# Start of Page excerpt
For \(\forall v \in V_{sip}\bigcup V_{sport}\bigcup V_{dip}\bigcup V_{dport}\), we define \(C\) is the context of \(v\). For example, for a hyperedge \(<v_{i}, v_{j}, v_{k}, v_{l}>\), \((v_{i}, v_{k}, v_{l})\) is the context of \(v_{j}\). \(v_{i}\), \(v_{k}\) and \(v_{l}\) are similar. Inspired by [6], we define the following conditional probabilities:

$$\begin{aligned} p(v|C)=\frac{\exp {(Sim(v, C))}}{\sum _{v'\in V_{C}}{\exp {(Sim(v', C))}}} \end{aligned}$$
(4)

where \(V_{C}\) is a set of nodes which context is \(C\). \(Sim(v, C)=\frac{1}{|V_{C}|}\sum _{v'\in V_{C}}{\overrightarrow{u_{v}}^{T}*u_{v'}}\) is the similarity between \(v\) and \(C\).

Similarity to Eq. 3, we minimize the distance between the conditional distribution and the empirical distribution. Therefore, we get the following objective function:

$$\begin{aligned} O_{2}=\sum _{C\in \mathcal {P}}{distance(\hat{p}(\cdot |C), p(\cdot |C))} \end{aligned}$$
(5)

where \(\mathcal {P}\) is a set of \(C\), \(\hat{p}(v|C)=\frac{\omega _{v, C}}{\sum _{v'\in V_{C}}{\omega _{v', C}}}\), \(distance(\cdot , \cdot )\) is the distance between the two distributions. In the following experiments, we use the KL-divergence distance.

We use stochastic gradient descent for optimizing Eq. 5, then we could get the second-order low-dimensional vector representation \(\{\overrightarrow{u^{sip}_{i}}\}_{i=1,2,...,|V_{sip}|}\), \(\{\overrightarrow{u^{sport}_{i}}\}_{i=1,2,...,|V_{sport}|}\), \(\{\overrightarrow{u^{dip}_{i}}\}_{i=1,2,...,|V_{dip}|}\) and \(\{\overrightarrow{u^{dport}_{i}}\}_{i=1,2,...,|V_{dport}|}\).

3.3 Optimization

In order to speed up the calculation speed, we use the following two optimization methods.

Fast Sigmoid Algorithm: When optimizing objective function, \(sigmoid(x)\) function needs to be calculated many times. In the computer, the \(\exp (x)\) function is usually calculated by the series summation (\(\exp (x)=\sum _{k=0}^{\infty }{\frac{x^{k}}{k!}}=1+x+{\frac{x^{2}}{2}}+{\frac{x^{3}}{6}} +\cdots \)). A large number of multiplications and divisions need to be calculated, which takes a lot of time. So we use a sigmoid table instead of calculating \(sigmoid(x)\) function. Firstly, we initialize this sigmoid table by calculating \(sigmoid(-\frac{table\_size}{2}),sigmoid(-\frac{table\_size}{2}+1), \cdots , sigmoid(\frac{table\_size}{2})\). When we need to calculate \(sigmoid(x)\) in each iteration, we use the point closest to \(x\) in the sigmoid table as \(sigmoid(x)\). The time complexity of calculating \(sigmoid(x)\) is only \(O(1)\), and the space complexity is \(O(table\_size)\). The size of \(table\_size\) is related to the precision of \(sigmoid(x)\) function. In the following experiments, \(table\_size\) takes 2000.
# End of Page excerpt
# Start of Listing
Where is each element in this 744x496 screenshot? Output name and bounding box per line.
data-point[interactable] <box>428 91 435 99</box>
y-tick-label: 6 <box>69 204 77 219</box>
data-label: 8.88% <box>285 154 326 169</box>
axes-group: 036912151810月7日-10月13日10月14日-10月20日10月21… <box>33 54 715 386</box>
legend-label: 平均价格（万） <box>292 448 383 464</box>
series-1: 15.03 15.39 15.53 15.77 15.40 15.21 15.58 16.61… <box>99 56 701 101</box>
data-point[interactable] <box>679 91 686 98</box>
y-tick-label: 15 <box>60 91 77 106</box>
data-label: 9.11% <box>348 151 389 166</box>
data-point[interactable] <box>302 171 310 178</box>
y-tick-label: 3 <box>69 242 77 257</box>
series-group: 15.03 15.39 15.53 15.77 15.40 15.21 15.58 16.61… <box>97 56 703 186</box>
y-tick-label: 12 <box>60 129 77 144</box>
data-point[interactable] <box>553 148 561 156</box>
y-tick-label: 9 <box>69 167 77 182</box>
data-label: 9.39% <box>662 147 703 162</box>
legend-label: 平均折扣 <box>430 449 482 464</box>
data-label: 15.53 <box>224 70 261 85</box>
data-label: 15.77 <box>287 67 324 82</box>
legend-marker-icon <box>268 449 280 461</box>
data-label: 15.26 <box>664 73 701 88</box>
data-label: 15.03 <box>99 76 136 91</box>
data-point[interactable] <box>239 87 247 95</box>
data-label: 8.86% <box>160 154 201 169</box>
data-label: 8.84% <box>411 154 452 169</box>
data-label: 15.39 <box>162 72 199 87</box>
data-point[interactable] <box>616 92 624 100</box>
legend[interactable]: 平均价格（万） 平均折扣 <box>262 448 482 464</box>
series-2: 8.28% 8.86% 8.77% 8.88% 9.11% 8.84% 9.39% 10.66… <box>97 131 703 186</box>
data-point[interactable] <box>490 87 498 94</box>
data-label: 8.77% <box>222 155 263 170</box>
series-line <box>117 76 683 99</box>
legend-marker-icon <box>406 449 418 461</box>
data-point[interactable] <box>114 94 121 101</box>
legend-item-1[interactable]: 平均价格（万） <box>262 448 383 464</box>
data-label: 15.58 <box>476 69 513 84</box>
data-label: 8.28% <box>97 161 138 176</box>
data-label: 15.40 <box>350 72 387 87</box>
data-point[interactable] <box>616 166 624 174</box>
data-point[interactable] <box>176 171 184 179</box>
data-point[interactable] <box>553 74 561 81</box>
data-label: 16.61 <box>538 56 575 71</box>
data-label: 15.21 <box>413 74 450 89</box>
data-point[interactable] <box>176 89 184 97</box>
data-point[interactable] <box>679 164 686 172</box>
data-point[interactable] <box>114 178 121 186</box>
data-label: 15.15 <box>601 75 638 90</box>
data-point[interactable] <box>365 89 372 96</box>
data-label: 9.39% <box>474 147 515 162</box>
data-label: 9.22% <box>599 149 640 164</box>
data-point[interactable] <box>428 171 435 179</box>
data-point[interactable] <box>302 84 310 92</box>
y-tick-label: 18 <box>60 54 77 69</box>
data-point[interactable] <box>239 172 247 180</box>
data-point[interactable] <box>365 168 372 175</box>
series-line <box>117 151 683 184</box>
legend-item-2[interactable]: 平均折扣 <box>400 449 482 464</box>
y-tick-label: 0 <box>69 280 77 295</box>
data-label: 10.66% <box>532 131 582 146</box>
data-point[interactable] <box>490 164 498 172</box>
# End of Listing
Tasks for this exercise:
a) Convert the entries, from their first line through the line containing "series-1: 15.03 15.39", into a JSON list of strings with one string per line and blank lines omitted.
b) Continue the passage on optimizing the embedding objective from the point where it stops.
The entries are unrelated to the passage on embedding optimization.

The answers:
a)
[
  "Where is each element in this 744x496 screenshot? Output name and bounding box per line.",
  "data-point[interactable] <box>428 91 435 99</box>",
  "y-tick-label: 6 <box>69 204 77 219</box>",
  "data-label: 8.88% <box>285 154 326 169</box>",
  "axes-group: 036912151810月7日-10月13日10月14日-10月20日10月21… <box>33 54 715 386</box>",
  "legend-label: 平均价格（万） <box>292 448 383 464</box>",
  "series-1: 15.03 15.39 15.53 15.77 15.40 15.21 15.58 16.61… <box>99 56 701 101</box>"
]

b)
Alias Method for Sampling: The nodes need to be sampled during each iteration of the training. For nodes that appear frequently, we should have a greater probability of sampling. Let \(\varOmega =\{\omega _{1}, \omega _{2},...,\omega _{|V|} \}\) denotes the weight set of nodes, \(\omega _{sum}=\sum _{i=0}^{|V|}{\omega _{i}}\) is the sum of all weights. A simple way is that the sampling probability of each node is \(\{\frac{\omega _{1}}{\omega _{sum}}, \frac{\omega _{2}}{\omega _{sum}},...,\frac{\omega _{|V|}}{\omega _{sum}}\}\). There is a very naive sampling method that satisfies this sampling requirement: randomly select an integer r from \([1, \omega _{sum}]\), if \(r\in [\sum _{i=1}^{j-1}{\omega _{i}}, \sum _{i=1}^{j}{\omega _{i}})\), then select the j-th node. We can use prefix sum array and binary search algorithm to search for \(\sum _{i=1}^{j-1}{\omega _{i}}\le r < \sum _{i=1}^{j}{\omega _{i}}\) . The time complexity of this method is \(O(\log |V|)\). Another faster method is alias table method [8], which is also the method we used in our experiments. This method generates two auxiliary tables based on \(\varOmega \) at first. Then we can randomly select an integer of [1, |V|] and a decimal of [0, 1) to select a node. This method has a time complexity of O(1) per sample, which saves a lot of time when the number of iterations is large.

4 Network Anomaly Detection Framework

Our framework is composed of five primary modules: network probe, embedding, training, detection and database as shown in Fig. 4.

Fig. 4.
figure 4

Overview of the network anomaly detection framework

Network Probe. The network probe module captures traffic from network and generates traffic logs. The network probe module can be deployed on devices such as personal computers, firewalls, and servers. As mentioned in Sect. 3, our algorithm is to calculate the low latitude quantization representation of IP and port using IP, port, protocol, the number of packets and bytes (e.g. Table 1). So the generated log must contain these fields. There are many open source tools (e.g. Zeek [20], Packetbeat [4], and Joy [10]) that generate network traffic logs that meet our requirements. We employ these existing tools to generate and unify network traffic logs.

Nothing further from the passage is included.